Begin
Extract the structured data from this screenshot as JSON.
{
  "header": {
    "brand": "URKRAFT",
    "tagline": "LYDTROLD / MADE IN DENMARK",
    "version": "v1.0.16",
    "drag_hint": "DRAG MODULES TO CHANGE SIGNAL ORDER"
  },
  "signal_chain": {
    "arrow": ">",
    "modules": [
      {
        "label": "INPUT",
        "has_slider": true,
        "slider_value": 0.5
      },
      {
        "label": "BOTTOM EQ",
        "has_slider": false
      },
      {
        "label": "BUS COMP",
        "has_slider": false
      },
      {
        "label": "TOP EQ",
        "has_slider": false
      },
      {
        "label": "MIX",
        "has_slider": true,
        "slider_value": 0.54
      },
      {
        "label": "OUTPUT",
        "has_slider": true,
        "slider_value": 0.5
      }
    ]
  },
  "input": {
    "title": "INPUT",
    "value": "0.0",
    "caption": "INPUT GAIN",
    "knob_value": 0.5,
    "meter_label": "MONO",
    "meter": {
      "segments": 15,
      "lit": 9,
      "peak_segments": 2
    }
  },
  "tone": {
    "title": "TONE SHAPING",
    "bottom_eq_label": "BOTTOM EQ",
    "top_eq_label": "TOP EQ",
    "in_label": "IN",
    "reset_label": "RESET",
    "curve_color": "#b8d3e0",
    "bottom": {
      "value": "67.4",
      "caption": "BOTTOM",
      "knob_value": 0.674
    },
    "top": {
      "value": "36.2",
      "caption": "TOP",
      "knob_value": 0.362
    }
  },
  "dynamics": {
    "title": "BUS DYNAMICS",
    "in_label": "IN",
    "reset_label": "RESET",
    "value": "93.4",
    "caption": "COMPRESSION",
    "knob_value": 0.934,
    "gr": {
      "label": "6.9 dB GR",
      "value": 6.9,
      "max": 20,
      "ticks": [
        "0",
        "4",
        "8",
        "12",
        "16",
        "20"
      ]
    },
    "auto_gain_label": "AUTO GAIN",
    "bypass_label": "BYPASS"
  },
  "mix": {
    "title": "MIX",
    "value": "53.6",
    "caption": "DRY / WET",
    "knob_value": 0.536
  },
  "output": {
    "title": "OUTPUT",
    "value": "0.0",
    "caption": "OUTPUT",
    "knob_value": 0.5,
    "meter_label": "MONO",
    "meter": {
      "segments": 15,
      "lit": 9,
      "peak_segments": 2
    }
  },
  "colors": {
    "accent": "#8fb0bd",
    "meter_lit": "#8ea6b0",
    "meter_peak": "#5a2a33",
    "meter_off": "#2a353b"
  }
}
End
→ TASK DIRECTIONS:
Find how many lines of the material carry the string "title". Only the number should be in the answer.

→ TASK RESPONSE:
5